_Tu objetivo_. Por favor, copia del texto sobre el ataque israelí en Siria el tramo que va desde "El segundo ataque" hasta "el Ejército hebreo.", y sustituye "helicópteros" por "drones".

_Sección de texto_.
::::::::::

El segundo ataque israelí contra posiciones militares en Siria en menos de una semana se ha cobrado en la madrugada de este domingo al menos diez muertos: tres soldados sirios y siete combatientes aliados de las fuerzas proianíes. La operación de represalia con aviones de combate y helicópteros en Kesswa (sur de Damasco) y la provincia de Quneitra (suroeste de Siria) se ha producido tras el disparo de dos proyectiles contra los Altos del Golán, territorio sirio ocupado por Israel desde 1967, según informó el Ejército hebreo.

La agencia de noticias oficial siria SANA confirmó la muerte de los tres militares leales al régimen de Damasco y aseguró que los sistemas de defensa antiaéreos habían interceptado la mayor parte de los proyectiles enemigos. El Observatorio Sirio para los Derechos Humanos, una ONG que cuenta con informadores sobre el terreno, contabilizó además la muerte de siete “combatientes extranjeros” en unas instalaciones militares utilizadas por la Fuerza Al Quds, el cuerpo expedicionario de los Guardianes de la Revolución iraní, y por la milicia chií libanesa Hezbolá.

::::::::::

_Líneas proporcionadas_.

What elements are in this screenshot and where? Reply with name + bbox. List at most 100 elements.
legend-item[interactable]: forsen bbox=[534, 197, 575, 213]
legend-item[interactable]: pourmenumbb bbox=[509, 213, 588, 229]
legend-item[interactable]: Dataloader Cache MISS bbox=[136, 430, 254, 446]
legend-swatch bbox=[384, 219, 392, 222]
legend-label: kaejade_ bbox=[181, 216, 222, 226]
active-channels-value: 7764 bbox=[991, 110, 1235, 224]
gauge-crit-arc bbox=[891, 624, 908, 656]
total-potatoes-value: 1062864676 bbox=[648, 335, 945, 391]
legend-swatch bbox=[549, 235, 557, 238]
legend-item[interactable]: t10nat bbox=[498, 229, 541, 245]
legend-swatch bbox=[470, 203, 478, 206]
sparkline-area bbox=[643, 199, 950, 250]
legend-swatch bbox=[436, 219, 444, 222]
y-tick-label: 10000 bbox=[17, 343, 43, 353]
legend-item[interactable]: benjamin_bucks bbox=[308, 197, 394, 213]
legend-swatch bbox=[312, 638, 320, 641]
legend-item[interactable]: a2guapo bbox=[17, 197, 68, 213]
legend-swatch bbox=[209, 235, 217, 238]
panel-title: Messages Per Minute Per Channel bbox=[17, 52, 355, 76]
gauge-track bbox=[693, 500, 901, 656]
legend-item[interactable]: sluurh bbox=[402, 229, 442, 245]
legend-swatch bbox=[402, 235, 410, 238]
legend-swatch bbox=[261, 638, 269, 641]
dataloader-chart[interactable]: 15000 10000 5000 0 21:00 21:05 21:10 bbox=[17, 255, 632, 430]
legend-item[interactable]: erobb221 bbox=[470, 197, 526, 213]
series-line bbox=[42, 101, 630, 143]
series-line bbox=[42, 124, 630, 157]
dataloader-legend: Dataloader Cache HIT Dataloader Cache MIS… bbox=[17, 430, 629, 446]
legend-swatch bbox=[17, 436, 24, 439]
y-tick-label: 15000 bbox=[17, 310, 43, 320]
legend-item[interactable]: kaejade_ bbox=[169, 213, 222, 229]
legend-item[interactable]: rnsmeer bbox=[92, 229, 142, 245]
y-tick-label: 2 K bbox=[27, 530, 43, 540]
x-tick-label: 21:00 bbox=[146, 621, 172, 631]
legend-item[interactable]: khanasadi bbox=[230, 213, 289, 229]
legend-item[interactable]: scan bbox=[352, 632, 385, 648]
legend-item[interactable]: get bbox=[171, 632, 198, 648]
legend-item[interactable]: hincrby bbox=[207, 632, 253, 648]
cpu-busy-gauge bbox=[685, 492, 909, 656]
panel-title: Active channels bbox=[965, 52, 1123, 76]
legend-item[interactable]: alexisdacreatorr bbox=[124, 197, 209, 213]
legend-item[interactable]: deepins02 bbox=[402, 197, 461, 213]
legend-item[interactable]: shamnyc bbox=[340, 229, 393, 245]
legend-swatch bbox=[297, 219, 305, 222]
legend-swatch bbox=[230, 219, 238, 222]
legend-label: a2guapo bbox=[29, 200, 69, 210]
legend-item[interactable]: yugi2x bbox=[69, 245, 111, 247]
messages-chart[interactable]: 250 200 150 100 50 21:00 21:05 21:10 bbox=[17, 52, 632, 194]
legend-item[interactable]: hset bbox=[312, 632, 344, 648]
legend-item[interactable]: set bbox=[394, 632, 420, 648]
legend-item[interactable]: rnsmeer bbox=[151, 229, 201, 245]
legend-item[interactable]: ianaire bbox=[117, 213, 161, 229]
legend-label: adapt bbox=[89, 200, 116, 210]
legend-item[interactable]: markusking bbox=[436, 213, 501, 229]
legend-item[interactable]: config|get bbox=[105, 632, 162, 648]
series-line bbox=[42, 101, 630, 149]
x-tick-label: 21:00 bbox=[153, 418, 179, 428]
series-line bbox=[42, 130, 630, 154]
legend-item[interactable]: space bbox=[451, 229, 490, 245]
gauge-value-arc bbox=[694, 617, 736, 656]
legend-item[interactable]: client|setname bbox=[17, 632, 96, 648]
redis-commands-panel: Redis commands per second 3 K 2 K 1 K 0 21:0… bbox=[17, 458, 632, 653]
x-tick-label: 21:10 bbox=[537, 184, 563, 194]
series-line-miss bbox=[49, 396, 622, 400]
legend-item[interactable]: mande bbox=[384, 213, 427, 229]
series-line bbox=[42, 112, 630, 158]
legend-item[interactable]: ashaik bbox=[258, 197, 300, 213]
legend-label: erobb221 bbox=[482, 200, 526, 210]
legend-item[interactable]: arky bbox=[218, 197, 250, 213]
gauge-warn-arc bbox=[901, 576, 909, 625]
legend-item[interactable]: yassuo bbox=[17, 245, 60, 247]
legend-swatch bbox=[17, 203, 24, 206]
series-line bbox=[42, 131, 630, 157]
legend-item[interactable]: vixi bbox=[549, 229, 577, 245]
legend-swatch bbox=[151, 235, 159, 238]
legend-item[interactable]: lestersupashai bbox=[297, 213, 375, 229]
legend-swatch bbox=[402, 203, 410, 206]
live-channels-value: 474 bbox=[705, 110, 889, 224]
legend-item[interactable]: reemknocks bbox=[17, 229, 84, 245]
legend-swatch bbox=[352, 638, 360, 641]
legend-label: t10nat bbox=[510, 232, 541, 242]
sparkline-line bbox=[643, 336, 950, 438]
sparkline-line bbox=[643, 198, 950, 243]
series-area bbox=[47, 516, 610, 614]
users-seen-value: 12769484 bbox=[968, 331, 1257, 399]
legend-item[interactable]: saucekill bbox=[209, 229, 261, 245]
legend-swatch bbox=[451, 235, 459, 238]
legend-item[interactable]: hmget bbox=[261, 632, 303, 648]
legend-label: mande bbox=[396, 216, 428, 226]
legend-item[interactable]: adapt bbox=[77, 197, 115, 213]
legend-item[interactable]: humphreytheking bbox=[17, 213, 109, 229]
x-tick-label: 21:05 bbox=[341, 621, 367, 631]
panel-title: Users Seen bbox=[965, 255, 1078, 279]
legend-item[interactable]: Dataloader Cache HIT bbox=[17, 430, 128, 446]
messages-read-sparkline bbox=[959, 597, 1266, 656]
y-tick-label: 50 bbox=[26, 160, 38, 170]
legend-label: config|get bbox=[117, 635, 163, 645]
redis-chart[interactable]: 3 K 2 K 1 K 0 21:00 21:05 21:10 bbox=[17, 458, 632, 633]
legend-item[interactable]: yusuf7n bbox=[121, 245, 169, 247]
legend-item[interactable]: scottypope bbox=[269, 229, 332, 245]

::::::::::

_Respuesta escrita_.
El segundo ataque israelí contra posiciones militares en Siria en menos de una semana se ha cobrado en la madrugada de este domingo al menos diez muertos: tres soldados sirios y siete combatientes aliados de las fuerzas proianíes. La operación de represalia con aviones de combate y drones en Kesswa (sur de Damasco) y la provincia de Quneitra (suroeste de Siria) se ha producido tras el disparo de dos proyectiles contra los Altos del Golán, territorio sirio ocupado por Israel desde 1967, según informó el Ejército hebreo.